▶ Problem statement
Copy the data below exactly.
** start of Rows **
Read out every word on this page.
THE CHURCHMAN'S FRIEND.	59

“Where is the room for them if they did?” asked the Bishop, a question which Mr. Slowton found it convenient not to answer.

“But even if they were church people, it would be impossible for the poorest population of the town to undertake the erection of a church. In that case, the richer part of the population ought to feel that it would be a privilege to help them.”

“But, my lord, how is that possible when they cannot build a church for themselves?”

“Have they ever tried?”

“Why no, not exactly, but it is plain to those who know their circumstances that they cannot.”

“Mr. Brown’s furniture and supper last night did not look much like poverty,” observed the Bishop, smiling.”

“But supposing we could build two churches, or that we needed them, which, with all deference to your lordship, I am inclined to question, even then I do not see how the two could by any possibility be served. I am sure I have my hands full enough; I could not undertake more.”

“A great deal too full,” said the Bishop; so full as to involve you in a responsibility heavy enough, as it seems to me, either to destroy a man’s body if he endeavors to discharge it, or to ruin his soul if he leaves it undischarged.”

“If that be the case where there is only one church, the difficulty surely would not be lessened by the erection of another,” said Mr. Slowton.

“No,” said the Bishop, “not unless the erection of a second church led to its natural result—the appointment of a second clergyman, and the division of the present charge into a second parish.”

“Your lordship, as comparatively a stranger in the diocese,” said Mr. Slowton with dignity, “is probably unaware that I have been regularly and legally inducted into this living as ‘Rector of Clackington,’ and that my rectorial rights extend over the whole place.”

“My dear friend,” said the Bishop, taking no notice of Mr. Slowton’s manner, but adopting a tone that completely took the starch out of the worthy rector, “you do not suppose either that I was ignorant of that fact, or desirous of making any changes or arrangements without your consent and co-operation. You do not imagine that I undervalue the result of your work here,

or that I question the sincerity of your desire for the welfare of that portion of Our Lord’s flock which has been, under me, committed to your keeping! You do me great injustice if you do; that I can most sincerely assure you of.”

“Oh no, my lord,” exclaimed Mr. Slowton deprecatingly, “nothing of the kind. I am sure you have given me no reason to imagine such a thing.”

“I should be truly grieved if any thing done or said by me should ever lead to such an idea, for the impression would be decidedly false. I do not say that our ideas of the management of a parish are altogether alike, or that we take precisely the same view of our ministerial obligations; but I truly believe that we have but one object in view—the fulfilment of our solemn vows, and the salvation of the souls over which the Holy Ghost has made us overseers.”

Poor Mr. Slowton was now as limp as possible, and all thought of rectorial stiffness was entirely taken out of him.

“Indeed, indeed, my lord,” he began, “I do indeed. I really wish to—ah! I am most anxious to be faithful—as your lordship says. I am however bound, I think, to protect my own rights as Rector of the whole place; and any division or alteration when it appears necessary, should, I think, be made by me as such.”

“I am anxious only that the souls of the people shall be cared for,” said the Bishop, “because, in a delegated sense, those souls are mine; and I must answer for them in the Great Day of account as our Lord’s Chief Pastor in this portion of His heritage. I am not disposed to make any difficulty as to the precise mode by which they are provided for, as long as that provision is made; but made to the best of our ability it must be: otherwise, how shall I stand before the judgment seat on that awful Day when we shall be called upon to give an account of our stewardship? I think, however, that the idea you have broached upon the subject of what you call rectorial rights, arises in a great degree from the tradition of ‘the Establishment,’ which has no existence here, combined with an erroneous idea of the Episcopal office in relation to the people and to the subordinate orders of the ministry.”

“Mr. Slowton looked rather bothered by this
** end of Rows **
▶ The answer
Read out every word on this page.
THE CHURCHMAN'S FRIEND.	59

“Where is the room for them if they did?” asked the Bishop, a question which Mr. Slowton found it convenient not to answer.

“But even if they were church people, it would be impossible for the poorest population of the town to undertake the erection of a church. In that case, the richer part of the population ought to feel that it would be a privilege to help them.”

“But, my lord, how is that possible when they cannot build a church for themselves?”

“Have they ever tried?”

“Why no, not exactly, but it is plain to those who know their circumstances that they cannot.”

“Mr. Brown’s furniture and supper last night did not look much like poverty,” observed the Bishop, smiling.”

“But supposing we could build two churches, or that we needed them, which, with all deference to your lordship, I am inclined to question, even then I do not see how the two could by any possibility be served. I am sure I have my hands full enough; I could not undertake more.”

“A great deal too full,” said the Bishop; so full as to involve you in a responsibility heavy enough, as it seems to me, either to destroy a man’s body if he endeavors to discharge it, or to ruin his soul if he leaves it undischarged.”

“If that be the case where there is only one church, the difficulty surely would not be lessened by the erection of another,” said Mr. Slowton.

“No,” said the Bishop, “not unless the erection of a second church led to its natural result—the appointment of a second clergyman, and the division of the present charge into a second parish.”

“Your lordship, as comparatively a stranger in the diocese,” said Mr. Slowton with dignity, “is probably unaware that I have been regularly and legally inducted into this living as ‘Rector of Clackington,’ and that my rectorial rights extend over the whole place.”

“My dear friend,” said the Bishop, taking no notice of Mr. Slowton’s manner, but adopting a tone that completely took the starch out of the worthy rector, “you do not suppose either that I was ignorant of that fact, or desirous of making any changes or arrangements without your consent and co-operation. You do not imagine that I undervalue the result of your work here,

or that I question the sincerity of your desire for the welfare of that portion of Our Lord’s flock which has been, under me, committed to your keeping! You do me great injustice if you do; that I can most sincerely assure you of.”

“Oh no, my lord,” exclaimed Mr. Slowton deprecatingly, “nothing of the kind. I am sure you have given me no reason to imagine such a thing.”

“I should be truly grieved if any thing done or said by me should ever lead to such an idea, for the impression would be decidedly false. I do not say that our ideas of the management of a parish are altogether alike, or that we take precisely the same view of our ministerial obligations; but I truly believe that we have but one object in view—the fulfilment of our solemn vows, and the salvation of the souls over which the Holy Ghost has made us overseers.”

Poor Mr. Slowton was now as limp as possible, and all thought of rectorial stiffness was entirely taken out of him.

“Indeed, indeed, my lord,” he began, “I do indeed. I really wish to—ah! I am most anxious to be faithful—as your lordship says. I am however bound, I think, to protect my own rights as Rector of the whole place; and any division or alteration when it appears necessary, should, I think, be made by me as such.”

“I am anxious only that the souls of the people shall be cared for,” said the Bishop, “because, in a delegated sense, those souls are mine; and I must answer for them in the Great Day of account as our Lord’s Chief Pastor in this portion of His heritage. I am not disposed to make any difficulty as to the precise mode by which they are provided for, as long as that provision is made; but made to the best of our ability it must be: otherwise, how shall I stand before the judgment seat on that awful Day when we shall be called upon to give an account of our stewardship? I think, however, that the idea you have broached upon the subject of what you call rectorial rights, arises in a great degree from the tradition of ‘the Establishment,’ which has no existence here, combined with an erroneous idea of the Episcopal office in relation to the people and to the subordinate orders of the ministry.”

“Mr. Slowton looked rather bothered by this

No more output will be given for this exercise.